(WORK REQUIRED) Print every entry, word for word, and skip the images.

(LISTED ENTRIES)
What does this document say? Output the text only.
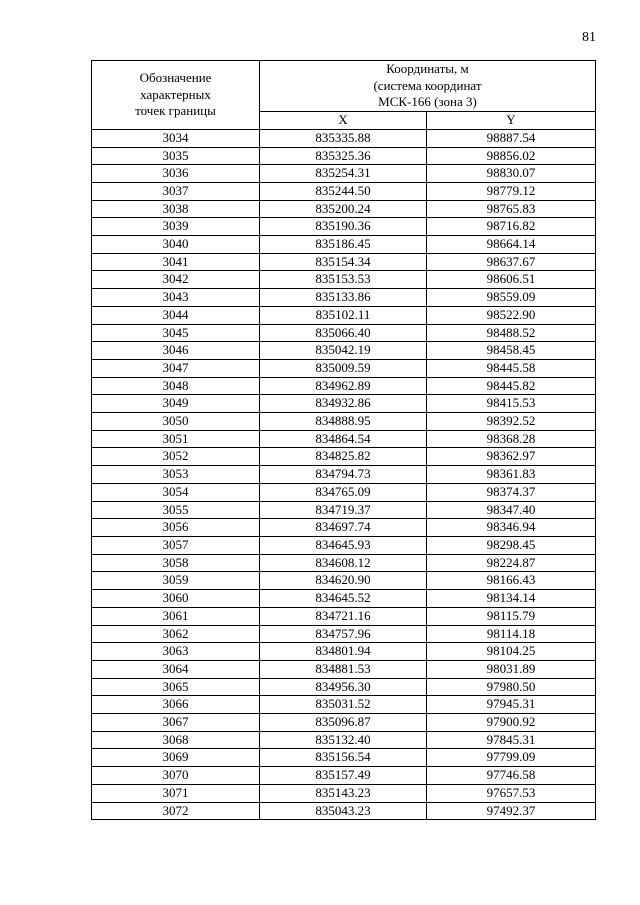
81
Обозначение
характерных
точек границы	Координаты, м
(система координат
МСК-166 (зона 3)	

	X	Y
3034	835335.88	98887.54
3035	835325.36	98856.02
3036	835254.31	98830.07
3037	835244.50	98779.12
3038	835200.24	98765.83
3039	835190.36	98716.82
3040	835186.45	98664.14
3041	835154.34	98637.67
3042	835153.53	98606.51
3043	835133.86	98559.09
3044	835102.11	98522.90
3045	835066.40	98488.52
3046	835042.19	98458.45
3047	835009.59	98445.58
3048	834962.89	98445.82
3049	834932.86	98415.53
3050	834888.95	98392.52
3051	834864.54	98368.28
3052	834825.82	98362.97
3053	834794.73	98361.83
3054	834765.09	98374.37
3055	834719.37	98347.40
3056	834697.74	98346.94
3057	834645.93	98298.45
3058	834608.12	98224.87
3059	834620.90	98166.43
3060	834645.52	98134.14
3061	834721.16	98115.79
3062	834757.96	98114.18
3063	834801.94	98104.25
3064	834881.53	98031.89
3065	834956.30	97980.50
3066	835031.52	97945.31
3067	835096.87	97900.92
3068	835132.40	97845.31
3069	835156.54	97799.09
3070	835157.49	97746.58
3071	835143.23	97657.53
3072	835043.23	97492.37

(RESULT OF THIS EXERCISE)
What does this document say? Output the text only.
81
Обозначение
характерных
точек границы	Координаты, м
(система координат
МСК-166 (зона 3)	

	X	Y
3034	835335.88	98887.54
3035	835325.36	98856.02
3036	835254.31	98830.07
3037	835244.50	98779.12
3038	835200.24	98765.83
3039	835190.36	98716.82
3040	835186.45	98664.14
3041	835154.34	98637.67
3042	835153.53	98606.51
3043	835133.86	98559.09
3044	835102.11	98522.90
3045	835066.40	98488.52
3046	835042.19	98458.45
3047	835009.59	98445.58
3048	834962.89	98445.82
3049	834932.86	98415.53
3050	834888.95	98392.52
3051	834864.54	98368.28
3052	834825.82	98362.97
3053	834794.73	98361.83
3054	834765.09	98374.37
3055	834719.37	98347.40
3056	834697.74	98346.94
3057	834645.93	98298.45
3058	834608.12	98224.87
3059	834620.90	98166.43
3060	834645.52	98134.14
3061	834721.16	98115.79
3062	834757.96	98114.18
3063	834801.94	98104.25
3064	834881.53	98031.89
3065	834956.30	97980.50
3066	835031.52	97945.31
3067	835096.87	97900.92
3068	835132.40	97845.31
3069	835156.54	97799.09
3070	835157.49	97746.58
3071	835143.23	97657.53
3072	835043.23	97492.37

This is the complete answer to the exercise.